# [The problem]
Reproduce the listing below in its entirety. Change nothing.

Extracted records:
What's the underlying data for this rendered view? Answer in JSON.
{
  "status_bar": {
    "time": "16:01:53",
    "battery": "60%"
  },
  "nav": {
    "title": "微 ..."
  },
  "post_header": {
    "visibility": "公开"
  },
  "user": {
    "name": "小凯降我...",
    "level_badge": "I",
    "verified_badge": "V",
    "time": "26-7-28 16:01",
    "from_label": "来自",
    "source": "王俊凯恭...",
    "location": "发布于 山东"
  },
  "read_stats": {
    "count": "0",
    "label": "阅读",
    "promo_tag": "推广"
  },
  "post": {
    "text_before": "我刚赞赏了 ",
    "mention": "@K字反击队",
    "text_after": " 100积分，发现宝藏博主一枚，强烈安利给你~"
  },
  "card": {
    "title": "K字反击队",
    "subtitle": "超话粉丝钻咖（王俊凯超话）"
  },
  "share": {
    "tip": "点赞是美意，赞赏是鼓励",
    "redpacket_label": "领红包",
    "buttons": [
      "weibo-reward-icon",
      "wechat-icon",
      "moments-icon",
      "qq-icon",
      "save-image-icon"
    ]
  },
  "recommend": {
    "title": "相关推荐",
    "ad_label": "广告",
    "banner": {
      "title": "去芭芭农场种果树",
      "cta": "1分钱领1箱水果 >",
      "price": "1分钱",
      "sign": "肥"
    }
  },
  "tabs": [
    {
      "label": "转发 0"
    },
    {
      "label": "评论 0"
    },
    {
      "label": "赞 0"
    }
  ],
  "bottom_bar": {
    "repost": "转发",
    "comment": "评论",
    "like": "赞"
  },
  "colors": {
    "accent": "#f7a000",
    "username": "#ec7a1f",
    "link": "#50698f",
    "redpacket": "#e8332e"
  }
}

# [Answer in full]
What's the underlying data for this rendered view? Answer in JSON.
{
  "status_bar": {
    "time": "16:01:53",
    "battery": "60%"
  },
  "nav": {
    "title": "微 ..."
  },
  "post_header": {
    "visibility": "公开"
  },
  "user": {
    "name": "小凯降我...",
    "level_badge": "I",
    "verified_badge": "V",
    "time": "26-7-28 16:01",
    "from_label": "来自",
    "source": "王俊凯恭...",
    "location": "发布于 山东"
  },
  "read_stats": {
    "count": "0",
    "label": "阅读",
    "promo_tag": "推广"
  },
  "post": {
    "text_before": "我刚赞赏了 ",
    "mention": "@K字反击队",
    "text_after": " 100积分，发现宝藏博主一枚，强烈安利给你~"
  },
  "card": {
    "title": "K字反击队",
    "subtitle": "超话粉丝钻咖（王俊凯超话）"
  },
  "share": {
    "tip": "点赞是美意，赞赏是鼓励",
    "redpacket_label": "领红包",
    "buttons": [
      "weibo-reward-icon",
      "wechat-icon",
      "moments-icon",
      "qq-icon",
      "save-image-icon"
    ]
  },
  "recommend": {
    "title": "相关推荐",
    "ad_label": "广告",
    "banner": {
      "title": "去芭芭农场种果树",
      "cta": "1分钱领1箱水果 >",
      "price": "1分钱",
      "sign": "肥"
    }
  },
  "tabs": [
    {
      "label": "转发 0"
    },
    {
      "label": "评论 0"
    },
    {
      "label": "赞 0"
    }
  ],
  "bottom_bar": {
    "repost": "转发",
    "comment": "评论",
    "like": "赞"
  },
  "colors": {
    "accent": "#f7a000",
    "username": "#ec7a1f",
    "link": "#50698f",
    "redpacket": "#e8332e"
  }
}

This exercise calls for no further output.